▶ [What the task requires]: Track down every line below that holds "teams" and copy it.

▶ [Recorded data]:
□ □ □ □
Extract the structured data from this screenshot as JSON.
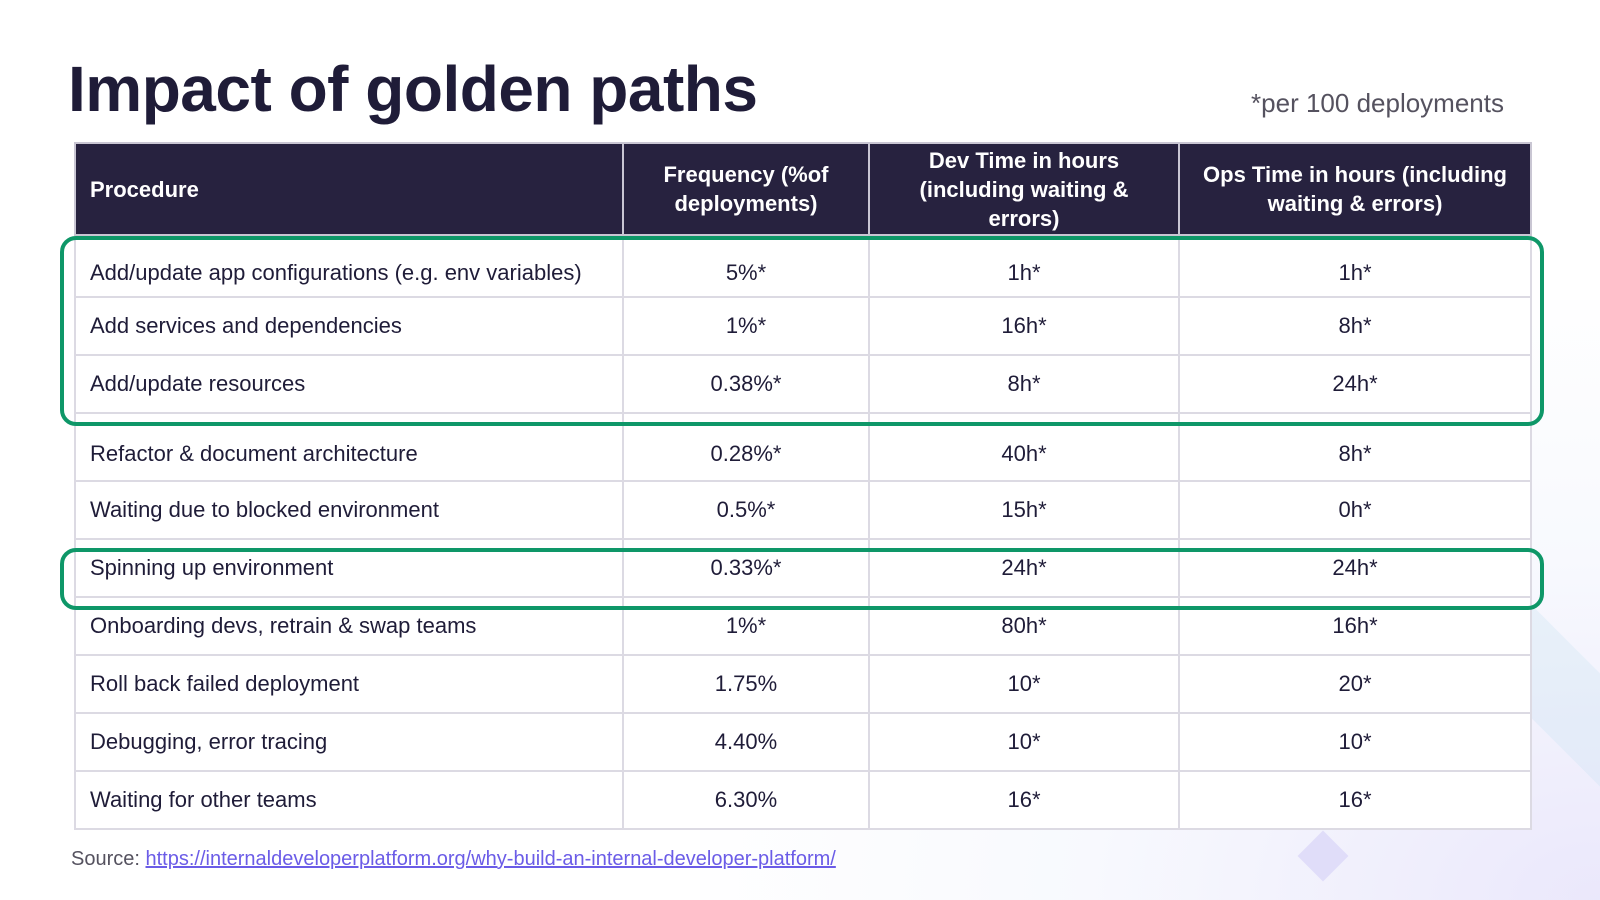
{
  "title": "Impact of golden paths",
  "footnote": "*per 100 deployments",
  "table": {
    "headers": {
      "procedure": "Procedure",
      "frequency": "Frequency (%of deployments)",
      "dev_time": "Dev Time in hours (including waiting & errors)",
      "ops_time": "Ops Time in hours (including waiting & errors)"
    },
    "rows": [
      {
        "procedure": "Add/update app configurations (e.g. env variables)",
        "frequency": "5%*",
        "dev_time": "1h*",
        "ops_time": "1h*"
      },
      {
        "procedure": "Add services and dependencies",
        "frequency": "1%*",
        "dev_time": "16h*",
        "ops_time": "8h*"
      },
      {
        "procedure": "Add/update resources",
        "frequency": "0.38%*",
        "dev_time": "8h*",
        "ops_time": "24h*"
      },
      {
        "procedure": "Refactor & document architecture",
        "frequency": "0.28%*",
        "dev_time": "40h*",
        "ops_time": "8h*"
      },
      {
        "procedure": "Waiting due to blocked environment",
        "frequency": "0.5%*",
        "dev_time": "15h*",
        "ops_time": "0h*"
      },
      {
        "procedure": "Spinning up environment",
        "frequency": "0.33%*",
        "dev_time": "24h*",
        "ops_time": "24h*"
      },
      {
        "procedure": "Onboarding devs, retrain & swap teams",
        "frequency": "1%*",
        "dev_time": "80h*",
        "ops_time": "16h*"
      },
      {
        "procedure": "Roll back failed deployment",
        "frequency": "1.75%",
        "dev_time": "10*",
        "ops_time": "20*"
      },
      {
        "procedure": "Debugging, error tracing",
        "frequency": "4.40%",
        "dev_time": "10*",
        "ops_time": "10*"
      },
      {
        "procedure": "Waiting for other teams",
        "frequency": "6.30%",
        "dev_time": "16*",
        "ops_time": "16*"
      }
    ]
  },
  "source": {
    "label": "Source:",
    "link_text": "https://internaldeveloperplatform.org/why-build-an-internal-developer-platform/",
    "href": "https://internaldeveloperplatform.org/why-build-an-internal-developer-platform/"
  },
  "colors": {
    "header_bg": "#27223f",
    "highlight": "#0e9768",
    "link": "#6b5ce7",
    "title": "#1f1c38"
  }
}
□ □ □ □
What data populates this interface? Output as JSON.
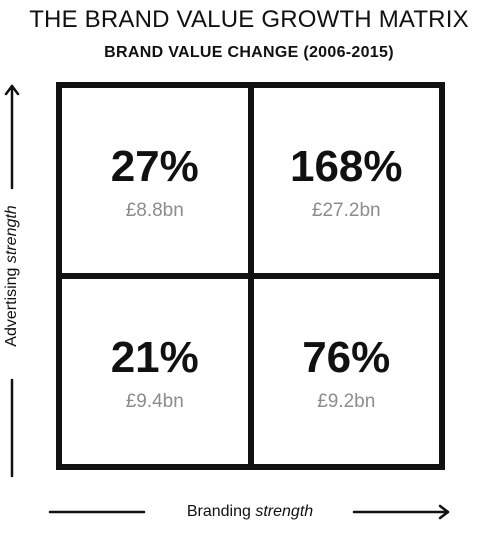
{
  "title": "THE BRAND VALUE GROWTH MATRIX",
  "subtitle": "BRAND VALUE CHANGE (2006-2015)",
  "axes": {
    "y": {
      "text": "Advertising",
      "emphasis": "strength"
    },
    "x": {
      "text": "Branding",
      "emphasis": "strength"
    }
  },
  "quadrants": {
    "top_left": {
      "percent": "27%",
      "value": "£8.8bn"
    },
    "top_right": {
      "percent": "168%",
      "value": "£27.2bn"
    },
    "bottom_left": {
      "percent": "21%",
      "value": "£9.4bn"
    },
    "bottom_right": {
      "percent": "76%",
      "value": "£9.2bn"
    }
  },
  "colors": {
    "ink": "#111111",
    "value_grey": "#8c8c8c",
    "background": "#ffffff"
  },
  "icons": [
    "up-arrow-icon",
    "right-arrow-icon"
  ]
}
□ □ □ □
▶ [Written reply]:
        "procedure": "Onboarding devs, retrain & swap teams",
        "procedure": "Waiting for other teams",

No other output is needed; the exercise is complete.